- _Aim of the exercise_
Without changing a character, return the entries, but not the images they hold.

[Extracted data entries]
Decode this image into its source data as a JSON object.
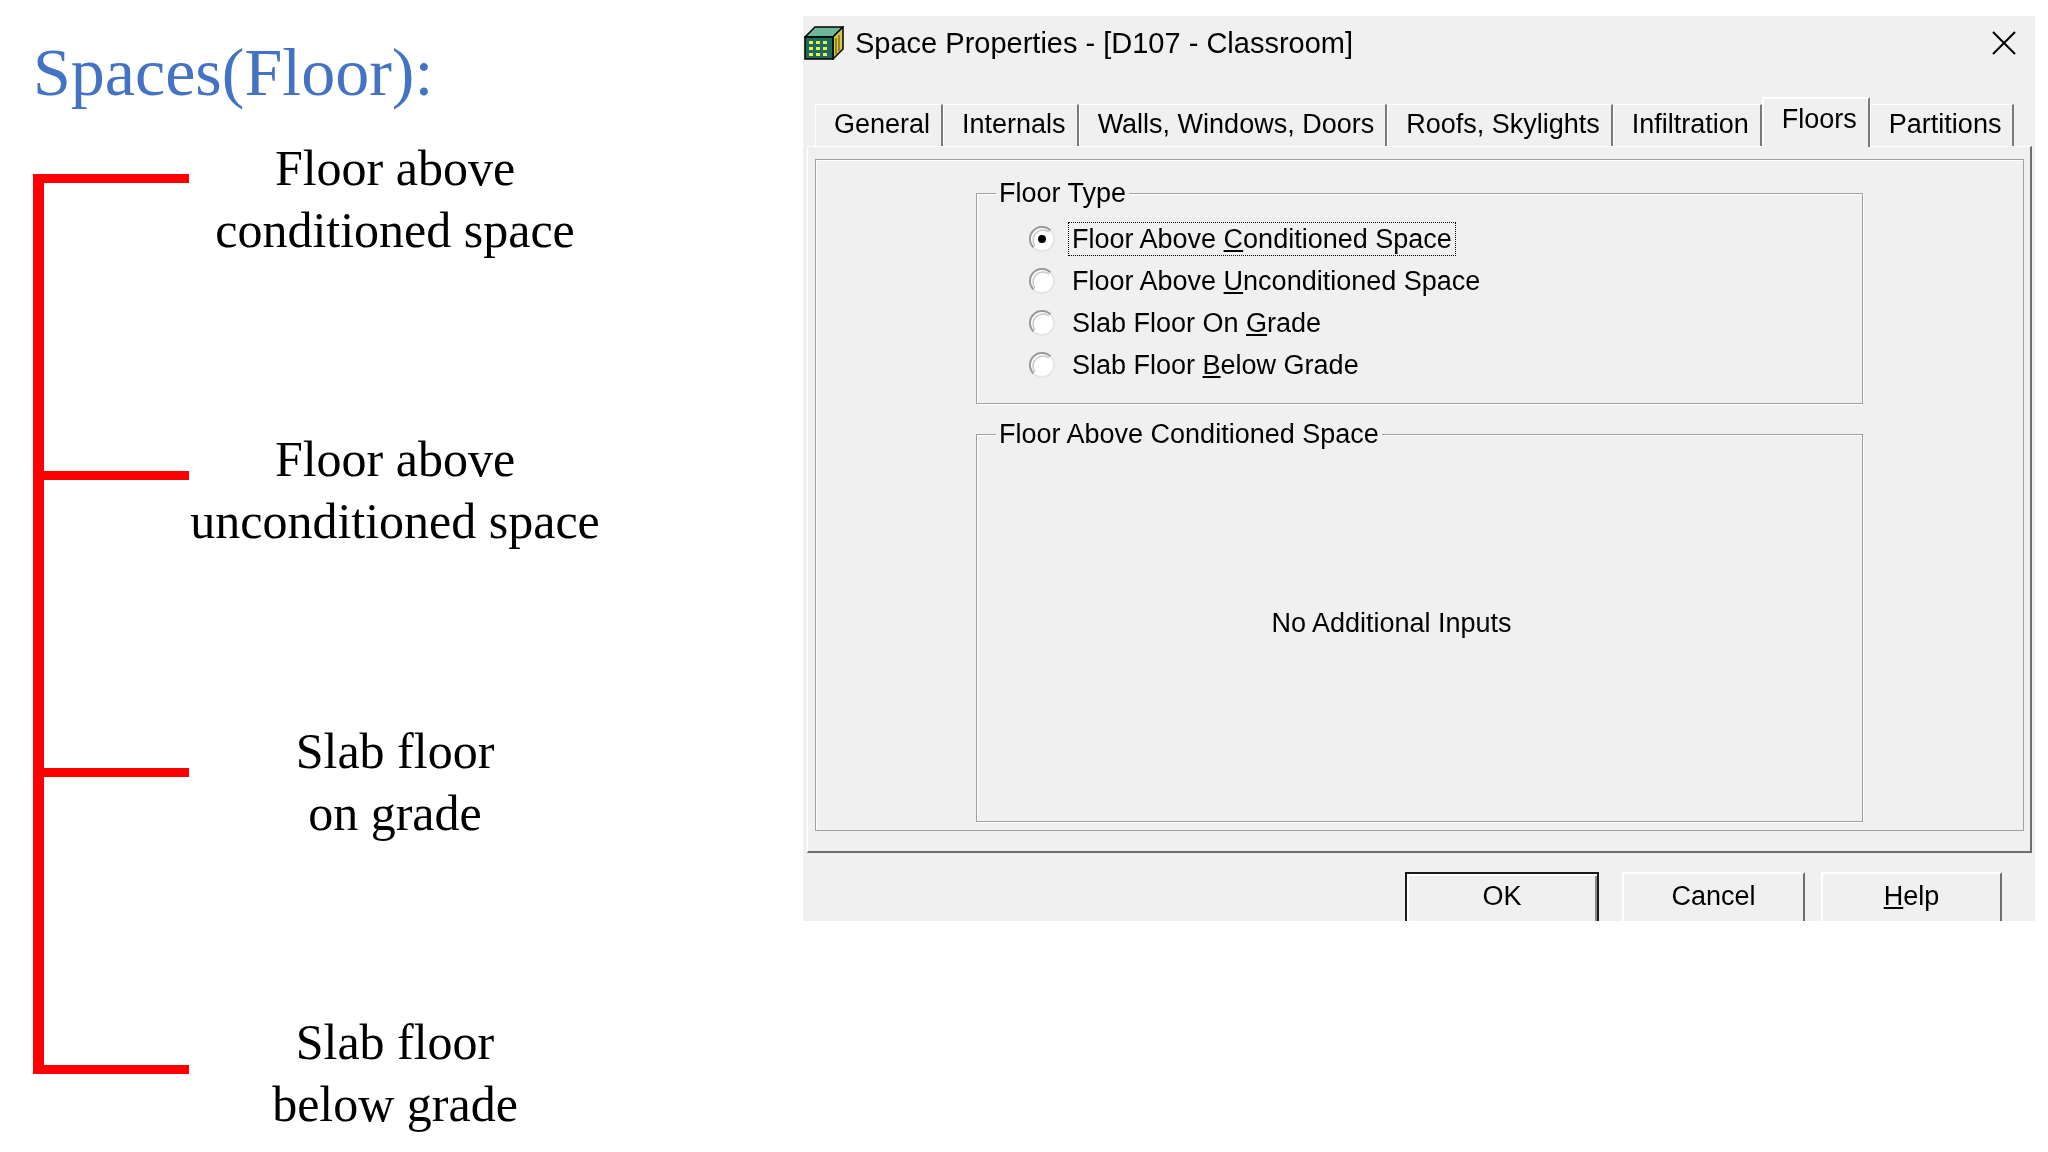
{
  "slide": {
    "title": "Spaces(Floor):",
    "labels": [
      {
        "lines": [
          "Floor above",
          "conditioned space"
        ]
      },
      {
        "lines": [
          "Floor above",
          "unconditioned space"
        ]
      },
      {
        "lines": [
          "Slab floor",
          "on grade"
        ]
      },
      {
        "lines": [
          "Slab floor",
          "below grade"
        ]
      }
    ]
  },
  "dialog": {
    "title": "Space Properties - [D107 - Classroom]",
    "tabs": [
      {
        "label": "General",
        "selected": false
      },
      {
        "label": "Internals",
        "selected": false
      },
      {
        "label": "Walls, Windows, Doors",
        "selected": false
      },
      {
        "label": "Roofs, Skylights",
        "selected": false
      },
      {
        "label": "Infiltration",
        "selected": false
      },
      {
        "label": "Floors",
        "selected": true
      },
      {
        "label": "Partitions",
        "selected": false
      }
    ],
    "floor_type": {
      "legend": "Floor Type",
      "options": [
        {
          "label_parts": [
            {
              "text": "Floor Above ",
              "underlined": false
            },
            {
              "text": "C",
              "underlined": true
            },
            {
              "text": "onditioned Space",
              "underlined": false
            }
          ],
          "selected": true,
          "focused": true
        },
        {
          "label_parts": [
            {
              "text": "Floor Above ",
              "underlined": false
            },
            {
              "text": "U",
              "underlined": true
            },
            {
              "text": "nconditioned Space",
              "underlined": false
            }
          ],
          "selected": false,
          "focused": false
        },
        {
          "label_parts": [
            {
              "text": "Slab Floor On ",
              "underlined": false
            },
            {
              "text": "G",
              "underlined": true
            },
            {
              "text": "rade",
              "underlined": false
            }
          ],
          "selected": false,
          "focused": false
        },
        {
          "label_parts": [
            {
              "text": "Slab Floor ",
              "underlined": false
            },
            {
              "text": "B",
              "underlined": true
            },
            {
              "text": "elow Grade",
              "underlined": false
            }
          ],
          "selected": false,
          "focused": false
        }
      ]
    },
    "details": {
      "legend": "Floor Above Conditioned Space",
      "message": "No Additional Inputs"
    },
    "buttons": [
      {
        "label_parts": [
          {
            "text": "OK",
            "underlined": false
          }
        ],
        "default": true
      },
      {
        "label_parts": [
          {
            "text": "Cancel",
            "underlined": false
          }
        ],
        "default": false
      },
      {
        "label_parts": [
          {
            "text": "H",
            "underlined": true
          },
          {
            "text": "elp",
            "underlined": false
          }
        ],
        "default": false
      }
    ]
  }
}
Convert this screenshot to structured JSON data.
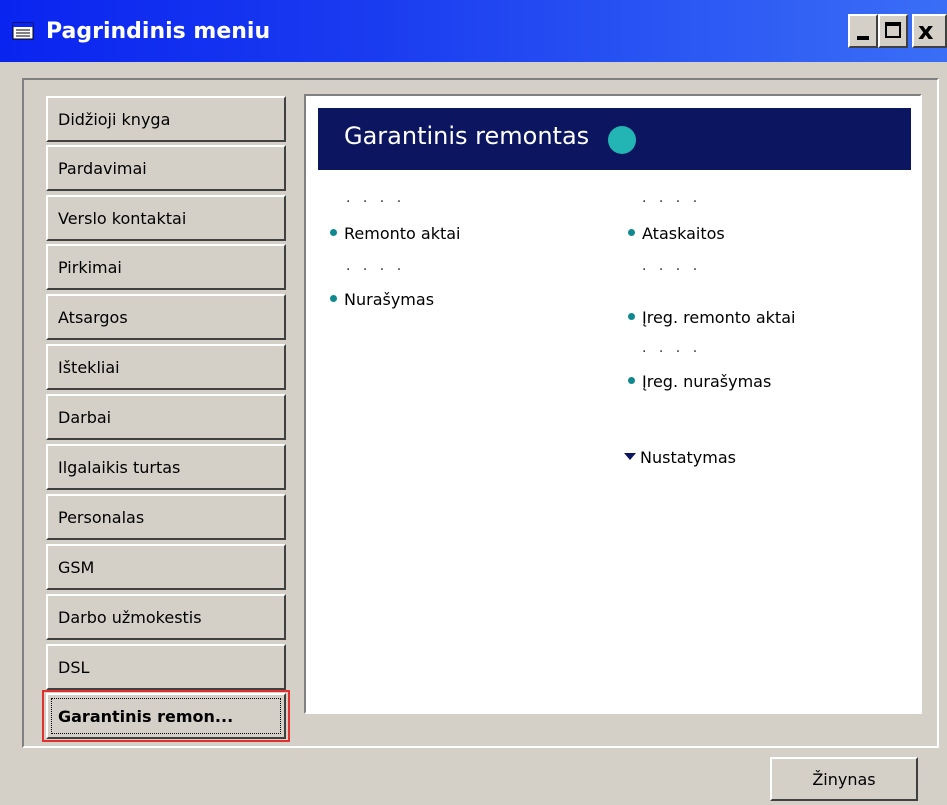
{
  "window": {
    "title": "Pagrindinis meniu",
    "controls": {
      "minimize": "_",
      "maximize": "□",
      "close": "x"
    }
  },
  "nav": {
    "items": [
      {
        "label": "Didžioji knyga"
      },
      {
        "label": "Pardavimai"
      },
      {
        "label": "Verslo kontaktai"
      },
      {
        "label": "Pirkimai"
      },
      {
        "label": "Atsargos"
      },
      {
        "label": "Ištekliai"
      },
      {
        "label": "Darbai"
      },
      {
        "label": "Ilgalaikis turtas"
      },
      {
        "label": "Personalas"
      },
      {
        "label": "GSM"
      },
      {
        "label": "Darbo užmokestis"
      },
      {
        "label": "DSL"
      },
      {
        "label": "Garantinis remon...",
        "active": true
      }
    ]
  },
  "content": {
    "banner_title": "Garantinis remontas",
    "left_column": {
      "dots1": ". . . .",
      "item1": "Remonto aktai",
      "dots2": ". . . .",
      "item2": "Nurašymas"
    },
    "right_column": {
      "dots1": ". . . .",
      "item1": "Ataskaitos",
      "dots2": ". . . .",
      "item2": "Įreg. remonto aktai",
      "dots3": ". . . .",
      "item3": "Įreg. nurašymas",
      "submenu": "Nustatymas"
    }
  },
  "footer": {
    "help_button": "Žinynas"
  },
  "colors": {
    "titlebar": "#0a24f0",
    "banner": "#0c1660",
    "bullet": "#108890",
    "active_highlight": "#e03030"
  }
}
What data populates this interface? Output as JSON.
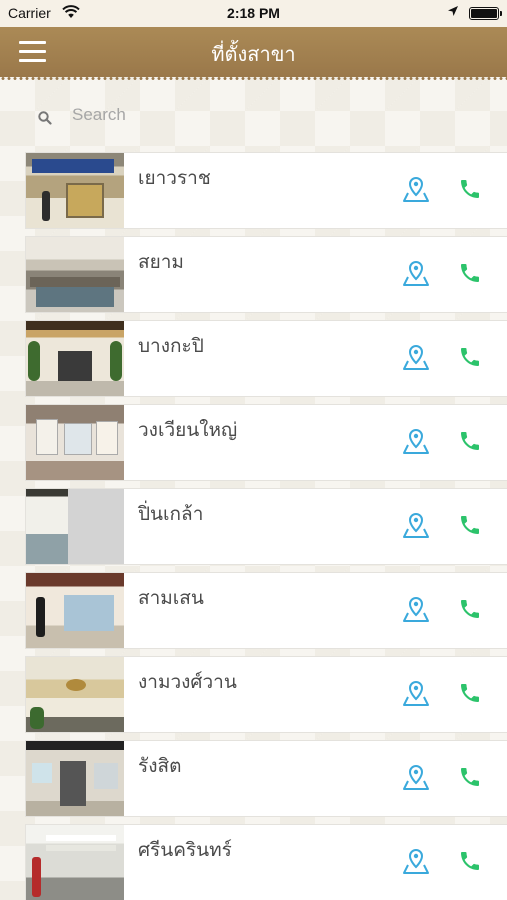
{
  "status_bar": {
    "carrier": "Carrier",
    "time": "2:18 PM"
  },
  "nav": {
    "title": "ที่ตั้งสาขา",
    "menu_icon": "hamburger-menu-icon"
  },
  "search": {
    "placeholder": "Search",
    "value": ""
  },
  "colors": {
    "nav_bg": "#a07f4f",
    "map_icon": "#3aa9dc",
    "phone_icon": "#2cc36b",
    "text": "#4a4a4a"
  },
  "branches": [
    {
      "name": "เยาวราช"
    },
    {
      "name": "สยาม"
    },
    {
      "name": "บางกะปิ"
    },
    {
      "name": "วงเวียนใหญ่"
    },
    {
      "name": "ปิ่นเกล้า"
    },
    {
      "name": "สามเสน"
    },
    {
      "name": "งามวงศ์วาน"
    },
    {
      "name": "รังสิต"
    },
    {
      "name": "ศรีนครินทร์"
    }
  ]
}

- _Written answer_
Decode this image into its source data as a JSON object.
{
  "slide": {
    "title": "Spaces(Floor):",
    "labels": [
      {
        "lines": [
          "Floor above",
          "conditioned space"
        ]
      },
      {
        "lines": [
          "Floor above",
          "unconditioned space"
        ]
      },
      {
        "lines": [
          "Slab floor",
          "on grade"
        ]
      },
      {
        "lines": [
          "Slab floor",
          "below grade"
        ]
      }
    ]
  },
  "dialog": {
    "title": "Space Properties - [D107 - Classroom]",
    "tabs": [
      {
        "label": "General",
        "selected": false
      },
      {
        "label": "Internals",
        "selected": false
      },
      {
        "label": "Walls, Windows, Doors",
        "selected": false
      },
      {
        "label": "Roofs, Skylights",
        "selected": false
      },
      {
        "label": "Infiltration",
        "selected": false
      },
      {
        "label": "Floors",
        "selected": true
      },
      {
        "label": "Partitions",
        "selected": false
      }
    ],
    "floor_type": {
      "legend": "Floor Type",
      "options": [
        {
          "label_parts": [
            {
              "text": "Floor Above ",
              "underlined": false
            },
            {
              "text": "C",
              "underlined": true
            },
            {
              "text": "onditioned Space",
              "underlined": false
            }
          ],
          "selected": true,
          "focused": true
        },
        {
          "label_parts": [
            {
              "text": "Floor Above ",
              "underlined": false
            },
            {
              "text": "U",
              "underlined": true
            },
            {
              "text": "nconditioned Space",
              "underlined": false
            }
          ],
          "selected": false,
          "focused": false
        },
        {
          "label_parts": [
            {
              "text": "Slab Floor On ",
              "underlined": false
            },
            {
              "text": "G",
              "underlined": true
            },
            {
              "text": "rade",
              "underlined": false
            }
          ],
          "selected": false,
          "focused": false
        },
        {
          "label_parts": [
            {
              "text": "Slab Floor ",
              "underlined": false
            },
            {
              "text": "B",
              "underlined": true
            },
            {
              "text": "elow Grade",
              "underlined": false
            }
          ],
          "selected": false,
          "focused": false
        }
      ]
    },
    "details": {
      "legend": "Floor Above Conditioned Space",
      "message": "No Additional Inputs"
    },
    "buttons": [
      {
        "label_parts": [
          {
            "text": "OK",
            "underlined": false
          }
        ],
        "default": true
      },
      {
        "label_parts": [
          {
            "text": "Cancel",
            "underlined": false
          }
        ],
        "default": false
      },
      {
        "label_parts": [
          {
            "text": "H",
            "underlined": true
          },
          {
            "text": "elp",
            "underlined": false
          }
        ],
        "default": false
      }
    ]
  }
}
Convert this screenshot to structured JSON data.
{
  "window": {
    "title": "Pagrindinis meniu",
    "controls": {
      "minimize": "_",
      "maximize": "□",
      "close": "x"
    }
  },
  "nav": {
    "items": [
      {
        "label": "Didžioji knyga"
      },
      {
        "label": "Pardavimai"
      },
      {
        "label": "Verslo kontaktai"
      },
      {
        "label": "Pirkimai"
      },
      {
        "label": "Atsargos"
      },
      {
        "label": "Ištekliai"
      },
      {
        "label": "Darbai"
      },
      {
        "label": "Ilgalaikis turtas"
      },
      {
        "label": "Personalas"
      },
      {
        "label": "GSM"
      },
      {
        "label": "Darbo užmokestis"
      },
      {
        "label": "DSL"
      },
      {
        "label": "Garantinis remon...",
        "active": true
      }
    ]
  },
  "content": {
    "banner_title": "Garantinis remontas",
    "left_column": {
      "dots1": ". . . .",
      "item1": "Remonto aktai",
      "dots2": ". . . .",
      "item2": "Nurašymas"
    },
    "right_column": {
      "dots1": ". . . .",
      "item1": "Ataskaitos",
      "dots2": ". . . .",
      "item2": "Įreg. remonto aktai",
      "dots3": ". . . .",
      "item3": "Įreg. nurašymas",
      "submenu": "Nustatymas"
    }
  },
  "footer": {
    "help_button": "Žinynas"
  },
  "colors": {
    "titlebar": "#0a24f0",
    "banner": "#0c1660",
    "bullet": "#108890",
    "active_highlight": "#e03030"
  }
}
What data populates this interface? Output as JSON.
{
  "status_bar": {
    "carrier": "Carrier",
    "time": "2:18 PM"
  },
  "nav": {
    "title": "ที่ตั้งสาขา",
    "menu_icon": "hamburger-menu-icon"
  },
  "search": {
    "placeholder": "Search",
    "value": ""
  },
  "colors": {
    "nav_bg": "#a07f4f",
    "map_icon": "#3aa9dc",
    "phone_icon": "#2cc36b",
    "text": "#4a4a4a"
  },
  "branches": [
    {
      "name": "เยาวราช"
    },
    {
      "name": "สยาม"
    },
    {
      "name": "บางกะปิ"
    },
    {
      "name": "วงเวียนใหญ่"
    },
    {
      "name": "ปิ่นเกล้า"
    },
    {
      "name": "สามเสน"
    },
    {
      "name": "งามวงศ์วาน"
    },
    {
      "name": "รังสิต"
    },
    {
      "name": "ศรีนครินทร์"
    }
  ]
}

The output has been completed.